WHAT TO DO: Find each line with the string "незабаром" and copy it.

INPUT MATERIAL:

>> Begin

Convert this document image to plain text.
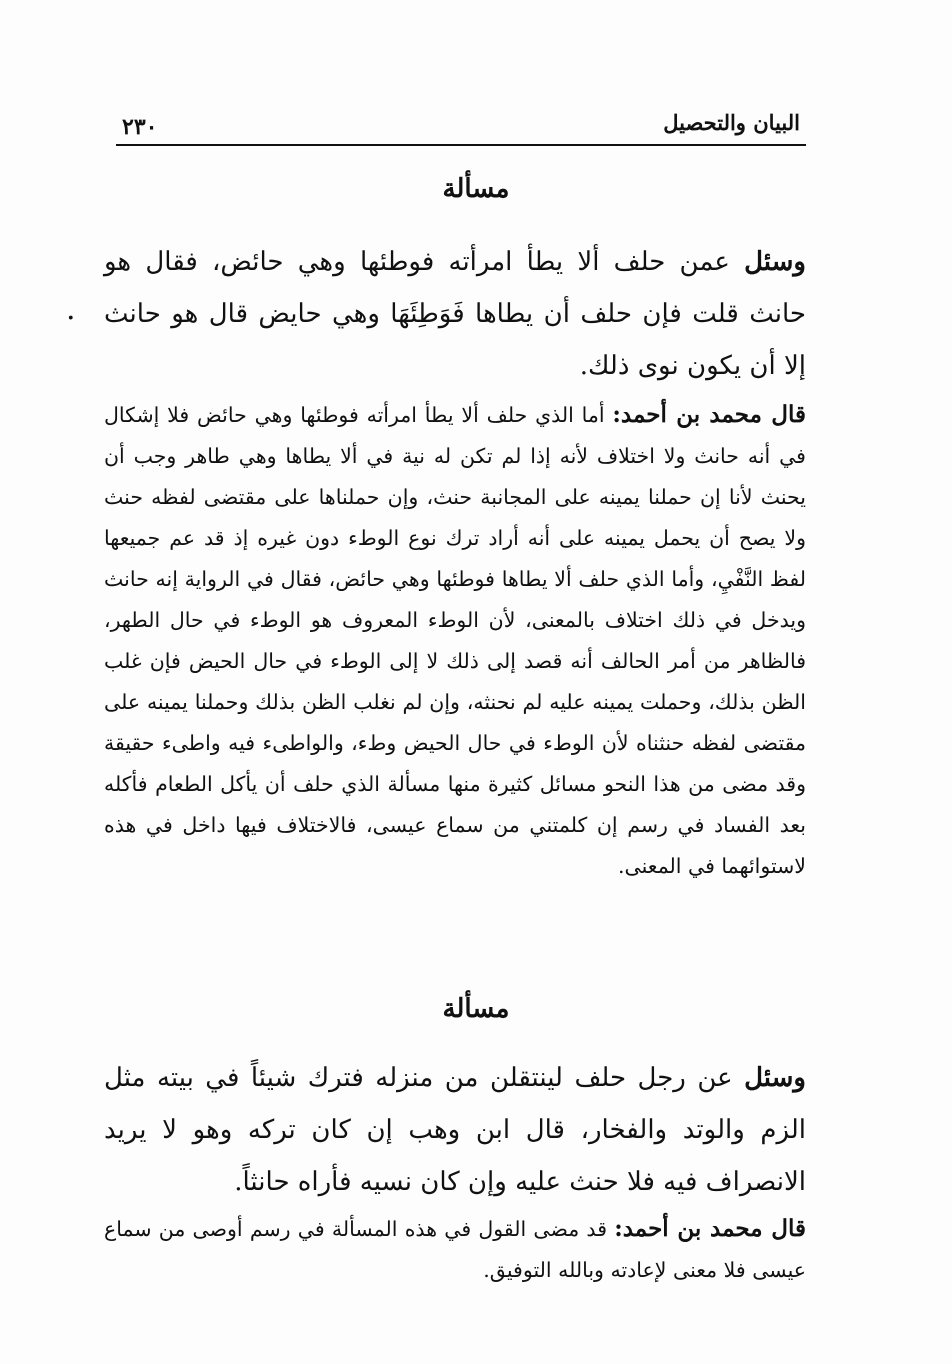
البيان والتحصيل
٢٣٠
مسألة

وسئل عمن حلف ألا يطأ امرأته فوطئها وهي حائض، فقال هو حانث قلت فإن حلف أن يطاها فَوَطِئَهَا وهي حايض قال هو حانث إلا أن يكون نوى ذلك.

.

قال محمد بن أحمد: أما الذي حلف ألا يطأ امرأته فوطئها وهي حائض فلا إشكال في أنه حانث ولا اختلاف لأنه إذا لم تكن له نية في ألا يطاها وهي طاهر وجب أن يحنث لأنا إن حملنا يمينه على المجانبة حنث، وإن حملناها على مقتضى لفظه حنث ولا يصح أن يحمل يمينه على أنه أراد ترك نوع الوطء دون غيره إذ قد عم جميعها لفظ النَّفْيِ، وأما الذي حلف ألا يطاها فوطئها وهي حائض، فقال في الرواية إنه حانث ويدخل في ذلك اختلاف بالمعنى، لأن الوطء المعروف هو الوطء في حال الطهر، فالظاهر من أمر الحالف أنه قصد إلى ذلك لا إلى الوطء في حال الحيض فإن غلب الظن بذلك، وحملت يمينه عليه لم نحنثه، وإن لم نغلب الظن بذلك وحملنا يمينه على مقتضى لفظه حنثناه لأن الوطء في حال الحيض وطء، والواطىء فيه واطىء حقيقة وقد مضى من هذا النحو مسائل كثيرة منها مسألة الذي حلف أن يأكل الطعام فأكله بعد الفساد في رسم إن كلمتني من سماع عيسى، فالاختلاف فيها داخل في هذه لاستوائهما في المعنى.

مسألة

وسئل عن رجل حلف لينتقلن من منزله فترك شيئاً في بيته مثل الزم والوتد والفخار، قال ابن وهب إن كان تركه وهو لا يريد الانصراف فيه فلا حنث عليه وإن كان نسيه فأراه حانثاً.

قال محمد بن أحمد: قد مضى القول في هذه المسألة في رسم أوصى من سماع عيسى فلا معنى لإعادته وبالله التوفيق.
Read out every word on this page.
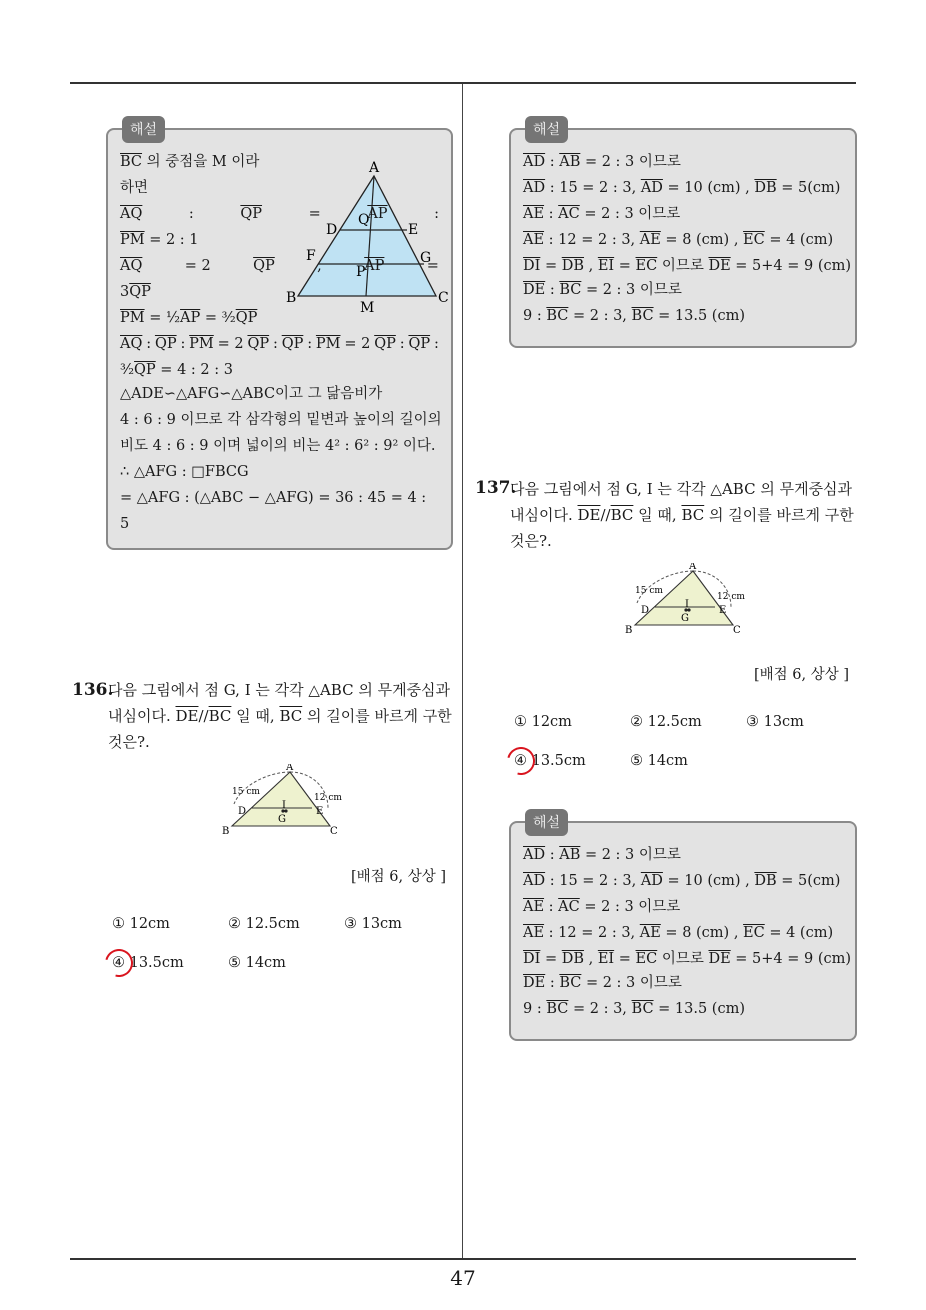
해설
A
D
Q
E
F
P
G
B
M
C
$\overline{BC}$ 의 중점을 M 이라
하면
$\overline{AQ}$	:	$\overline{QP}$	=	$\overline{AP}$	:
$\overline{PM} = 2$ : 1
$\overline{AQ}$	= 2	$\overline{QP}$	,	$\overline{AP}$	=
$3\overline{QP}$
$\overline{PM}$ = $\frac{1}{2}\overline{AP}$ = $^3⁄_2\overline{QP}$
$\overline{AQ}$ : $\overline{QP}$ : $\overline{PM} = 2$ $\overline{QP}$ : $\overline{QP}$ : $\overline{PM} = 2$ $\overline{QP}$ : $\overline{QP}$ :
$^3⁄_2\overline{QP} = 4$ : 2 : 3
△ADE∽△AFG∽△ABC이고 그 닮음비가
4 : 6 : 9 이므로 각 삼각형의 밑변과 높이의 길이의
비도 4 : 6 : 9 이며 넓이의 비는 4² : 6² : 9² 이다.
∴ △AFG : □FBCG
= △AFG : (△ABC − △AFG) = 36 : 45 = 4 :
5
해설
$\overline{AD}$ : $\overline{AB} = 2$ : 3 이므로
$\overline{AD}$ : 15 = 2 : 3, $\overline{AD} = 10$ (cm) , $\overline{DB} = 5(cm)$
$\overline{AE}$ : $\overline{AC} = 2$ : 3 이므로
$\overline{AE}$ : 12 = 2 : 3, $\overline{AE} = 8$ (cm) , $\overline{EC} = 4$ (cm)
$\overline{DI} = \overline{DB}$ , $\overline{EI} = \overline{EC}$ 이므로 $\overline{DE} = 5+4 = 9$ (cm)
$\overline{DE}$ : $\overline{BC} = 2$ : 3 이므로
9 : $\overline{BC} = 2$ : 3, $\overline{BC} = 13.5$ (cm)
136.
A
15 cm
12 cm
D
I
G
E
B	C
[배점 6, 상상 ]
① 12cm	② 12.5cm	③ 13cm
④ 13.5cm	⑤ 14cm
137.
A
15 cm
12 cm
D
I
G
E
B	C
[배점 6, 상상 ]
① 12cm	② 12.5cm	③ 13cm
④ 13.5cm	⑤ 14cm
해설
$\overline{AD}$ : $\overline{AB} = 2$ : 3 이므로
$\overline{AD}$ : 15 = 2 : 3, $\overline{AD} = 10$ (cm) , $\overline{DB} = 5(cm)$
$\overline{AE}$ : $\overline{AC} = 2$ : 3 이므로
$\overline{AE}$ : 12 = 2 : 3, $\overline{AE} = 8$ (cm) , $\overline{EC} = 4$ (cm)
$\overline{DI} = \overline{DB}$ , $\overline{EI} = \overline{EC}$ 이므로 $\overline{DE} = 5+4 = 9$ (cm)
$\overline{DE}$ : $\overline{BC} = 2$ : 3 이므로
9 : $\overline{BC} = 2$ : 3, $\overline{BC} = 13.5$ (cm)
47
다음 그림에서 점 G, I 는 각각 △ABC 의 무게중심과
내심이다. $\overline{DE}//\overline{BC}$ 일 때, $\overline{BC}$ 의 길이를 바르게 구한
것은?.
다음 그림에서 점 G, I 는 각각 △ABC 의 무게중심과
내심이다. $\overline{DE}//\overline{BC}$ 일 때, $\overline{BC}$ 의 길이를 바르게 구한
것은?.
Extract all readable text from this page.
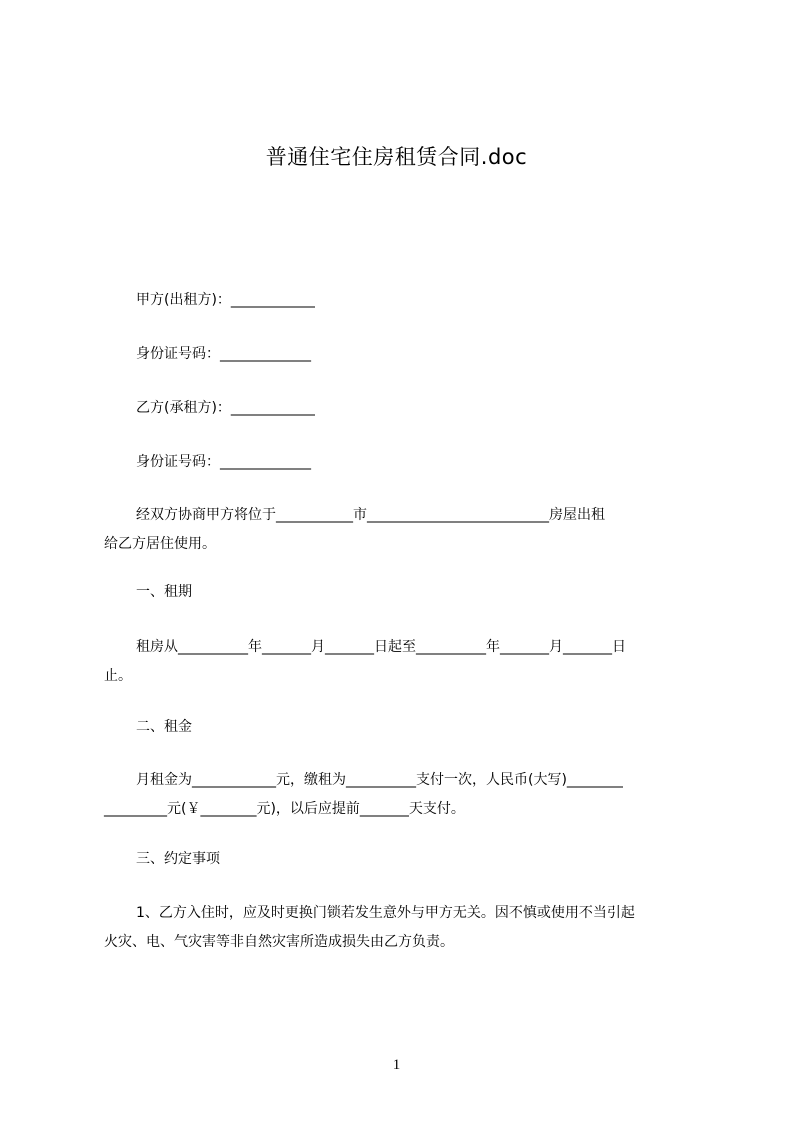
普通住宅住房租赁合同.doc
甲方(出租方)：____________
身份证号码：_____________
乙方(承租方)：____________
身份证号码：_____________
经双方协商甲方将位于___________市__________________________房屋出租
给乙方居住使用。
一、租期
租房从__________年_______月_______日起至__________年_______月_______日
止。
二、租金
月租金为____________元，缴租为__________支付一次，人民币(大写)________
_________元(￥________元)，以后应提前_______天支付。
三、约定事项
1、乙方入住时，应及时更换门锁若发生意外与甲方无关。因不慎或使用不当引起
火灾、电、气灾害等非自然灾害所造成损失由乙方负责。
1
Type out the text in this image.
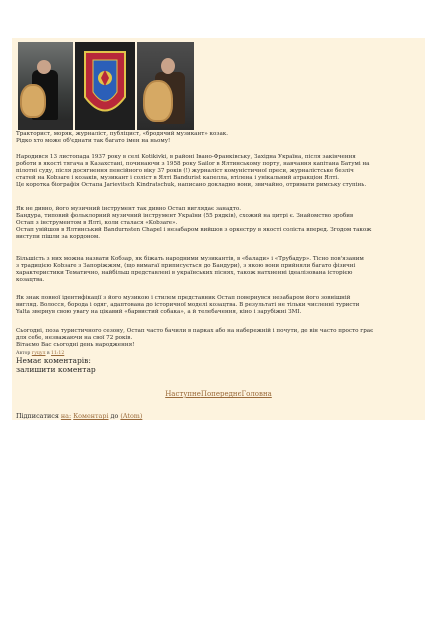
Тракторист, моряк, журналіст, публіцист, «бродячий музикант» козак.
Рідко хто може об'єднати так багато імен на ньому!
Народився 13 листопада 1937 року в селі Kotikivki, в районі Івано-Франківську, Західна Україна, після закінчення
роботи в якості тягача в Казахстані, починаючи з 1958 року Sailor в Ялтинському порту, навчання капітана Батумі на
пілотні суду, після досягнення пенсійного віку 37 років (!) журналіст комуністичної преси, журналістське безліч
статей на Kobзаre і козаків, музикант і соліст в Ялті Bandurist капелла, втілена і унікальний атракціон Ялті.
Це коротка біографія Остапа Jarievitsch Kindratschuk, написано докладно вони, звичайно, отримати римську ступінь.
Як не дивно, його музичний інструмент так дивно Остап виглядає занадто.
Бандура, типовий фольклорний музичний інструмент України (55 рядків), схожий на цитрі є. Знайомство зробив
Остап з інструментом в Ялті, коли сталася «Kobзаre».
Остап увійшов в Ялтинський Bandurnsten Chapel і незабаром вийшов з оркестру в якості соліста вперед. Згодом також
виступи пішли за кордоном.
Більшість з них можна назвати Кобзар, як біжать народними музикантів, в «балади» і «Трубадур». Тісно пов'язаним
з традицією Kobзаre з Запоріжжям, (що вимагаї приписується до Бандури), з якою вони прийняли багато фізичні
характеристики Тематично, найбільш представлені в українських піснях, також натхненні ідеалізована історією
козацтва.
Як знак повної ідентифікації з його музикою і стилем представник Остап повернувся незабаром його зовнішній
вигляд. Волосся, борода і одяг, адаптована до історичної моделі козацтва. В результаті не тільки численні туристи
Yalta звернув свою увагу на цікавий «барвистий собака», а й телебачення, кіно і зарубіжні ЗМІ.
Сьогодні, поза туристичного сезону, Остап часто бачили в парках або на набережній і почути, де він часто просто грає
для себе, незважаючи на свої 72 років.
Вітаємо Вас сьогодні день народження!
Автор гуцул в 11:12
Немає коментарів:
залишити коментар
НаступнеПопереднєГоловна
Підписатися на: Коментарі до (Atom)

>> End

COMPLETE OUTPUT:
Остап увійшов в Ялтинський Bandurnsten Chapel і незабаром вийшов з оркестру в якості соліста вперед. Згодом також
Як знак повної ідентифікації з його музикою і стилем представник Остап повернувся незабаром його зовнішній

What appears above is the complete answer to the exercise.